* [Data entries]
::::::::

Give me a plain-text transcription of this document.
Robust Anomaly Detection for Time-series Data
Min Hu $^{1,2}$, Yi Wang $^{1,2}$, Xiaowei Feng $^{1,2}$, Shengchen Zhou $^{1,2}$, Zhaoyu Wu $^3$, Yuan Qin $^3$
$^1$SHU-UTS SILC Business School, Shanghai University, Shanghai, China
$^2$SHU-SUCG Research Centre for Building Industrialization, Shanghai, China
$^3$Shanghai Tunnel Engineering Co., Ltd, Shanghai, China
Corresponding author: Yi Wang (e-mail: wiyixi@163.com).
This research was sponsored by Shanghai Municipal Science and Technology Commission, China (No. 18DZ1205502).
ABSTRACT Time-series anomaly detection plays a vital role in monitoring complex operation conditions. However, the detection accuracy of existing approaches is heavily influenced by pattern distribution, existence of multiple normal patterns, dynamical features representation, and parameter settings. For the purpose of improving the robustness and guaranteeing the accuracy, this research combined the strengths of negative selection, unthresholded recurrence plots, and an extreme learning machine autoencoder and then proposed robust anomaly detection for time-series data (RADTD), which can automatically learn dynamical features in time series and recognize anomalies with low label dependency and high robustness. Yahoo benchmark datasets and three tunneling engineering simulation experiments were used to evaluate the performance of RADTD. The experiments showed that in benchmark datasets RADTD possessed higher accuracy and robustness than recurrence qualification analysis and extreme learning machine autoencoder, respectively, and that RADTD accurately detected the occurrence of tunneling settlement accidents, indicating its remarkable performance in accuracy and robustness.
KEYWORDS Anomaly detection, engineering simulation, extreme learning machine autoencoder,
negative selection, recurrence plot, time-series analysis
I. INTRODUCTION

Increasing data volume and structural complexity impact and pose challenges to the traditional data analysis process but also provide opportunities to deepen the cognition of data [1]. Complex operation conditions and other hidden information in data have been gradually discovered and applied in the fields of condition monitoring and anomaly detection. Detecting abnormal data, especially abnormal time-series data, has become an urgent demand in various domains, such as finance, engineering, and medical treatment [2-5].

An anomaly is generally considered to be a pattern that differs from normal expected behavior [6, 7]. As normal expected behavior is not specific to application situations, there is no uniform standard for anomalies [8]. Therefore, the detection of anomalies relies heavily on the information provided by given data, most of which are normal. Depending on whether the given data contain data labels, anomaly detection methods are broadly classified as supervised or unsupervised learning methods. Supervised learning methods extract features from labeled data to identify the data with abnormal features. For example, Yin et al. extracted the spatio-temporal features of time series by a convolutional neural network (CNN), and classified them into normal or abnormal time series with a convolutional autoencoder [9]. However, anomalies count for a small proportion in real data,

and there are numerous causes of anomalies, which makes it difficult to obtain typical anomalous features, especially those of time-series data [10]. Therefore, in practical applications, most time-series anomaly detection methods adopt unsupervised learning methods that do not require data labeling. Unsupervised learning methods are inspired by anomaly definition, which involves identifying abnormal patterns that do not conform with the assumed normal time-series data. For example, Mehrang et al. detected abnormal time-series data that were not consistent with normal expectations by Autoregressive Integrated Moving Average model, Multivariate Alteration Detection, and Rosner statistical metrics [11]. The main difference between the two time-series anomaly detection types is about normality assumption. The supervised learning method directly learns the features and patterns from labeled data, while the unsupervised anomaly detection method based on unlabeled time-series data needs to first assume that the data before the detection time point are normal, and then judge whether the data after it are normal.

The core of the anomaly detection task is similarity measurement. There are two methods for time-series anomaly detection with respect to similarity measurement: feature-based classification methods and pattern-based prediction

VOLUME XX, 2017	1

::::::::

* [Instruction] Make an exact copy of every line in the data.

* [Reply to the exercise]
Give me a plain-text transcription of this document.
Robust Anomaly Detection for Time-series Data
Min Hu $^{1,2}$, Yi Wang $^{1,2}$, Xiaowei Feng $^{1,2}$, Shengchen Zhou $^{1,2}$, Zhaoyu Wu $^3$, Yuan Qin $^3$
$^1$SHU-UTS SILC Business School, Shanghai University, Shanghai, China
$^2$SHU-SUCG Research Centre for Building Industrialization, Shanghai, China
$^3$Shanghai Tunnel Engineering Co., Ltd, Shanghai, China
Corresponding author: Yi Wang (e-mail: wiyixi@163.com).
This research was sponsored by Shanghai Municipal Science and Technology Commission, China (No. 18DZ1205502).
ABSTRACT Time-series anomaly detection plays a vital role in monitoring complex operation conditions. However, the detection accuracy of existing approaches is heavily influenced by pattern distribution, existence of multiple normal patterns, dynamical features representation, and parameter settings. For the purpose of improving the robustness and guaranteeing the accuracy, this research combined the strengths of negative selection, unthresholded recurrence plots, and an extreme learning machine autoencoder and then proposed robust anomaly detection for time-series data (RADTD), which can automatically learn dynamical features in time series and recognize anomalies with low label dependency and high robustness. Yahoo benchmark datasets and three tunneling engineering simulation experiments were used to evaluate the performance of RADTD. The experiments showed that in benchmark datasets RADTD possessed higher accuracy and robustness than recurrence qualification analysis and extreme learning machine autoencoder, respectively, and that RADTD accurately detected the occurrence of tunneling settlement accidents, indicating its remarkable performance in accuracy and robustness.
KEYWORDS Anomaly detection, engineering simulation, extreme learning machine autoencoder,
negative selection, recurrence plot, time-series analysis
I. INTRODUCTION

Increasing data volume and structural complexity impact and pose challenges to the traditional data analysis process but also provide opportunities to deepen the cognition of data [1]. Complex operation conditions and other hidden information in data have been gradually discovered and applied in the fields of condition monitoring and anomaly detection. Detecting abnormal data, especially abnormal time-series data, has become an urgent demand in various domains, such as finance, engineering, and medical treatment [2-5].

An anomaly is generally considered to be a pattern that differs from normal expected behavior [6, 7]. As normal expected behavior is not specific to application situations, there is no uniform standard for anomalies [8]. Therefore, the detection of anomalies relies heavily on the information provided by given data, most of which are normal. Depending on whether the given data contain data labels, anomaly detection methods are broadly classified as supervised or unsupervised learning methods. Supervised learning methods extract features from labeled data to identify the data with abnormal features. For example, Yin et al. extracted the spatio-temporal features of time series by a convolutional neural network (CNN), and classified them into normal or abnormal time series with a convolutional autoencoder [9]. However, anomalies count for a small proportion in real data,

and there are numerous causes of anomalies, which makes it difficult to obtain typical anomalous features, especially those of time-series data [10]. Therefore, in practical applications, most time-series anomaly detection methods adopt unsupervised learning methods that do not require data labeling. Unsupervised learning methods are inspired by anomaly definition, which involves identifying abnormal patterns that do not conform with the assumed normal time-series data. For example, Mehrang et al. detected abnormal time-series data that were not consistent with normal expectations by Autoregressive Integrated Moving Average model, Multivariate Alteration Detection, and Rosner statistical metrics [11]. The main difference between the two time-series anomaly detection types is about normality assumption. The supervised learning method directly learns the features and patterns from labeled data, while the unsupervised anomaly detection method based on unlabeled time-series data needs to first assume that the data before the detection time point are normal, and then judge whether the data after it are normal.

The core of the anomaly detection task is similarity measurement. There are two methods for time-series anomaly detection with respect to similarity measurement: feature-based classification methods and pattern-based prediction

VOLUME XX, 2017	1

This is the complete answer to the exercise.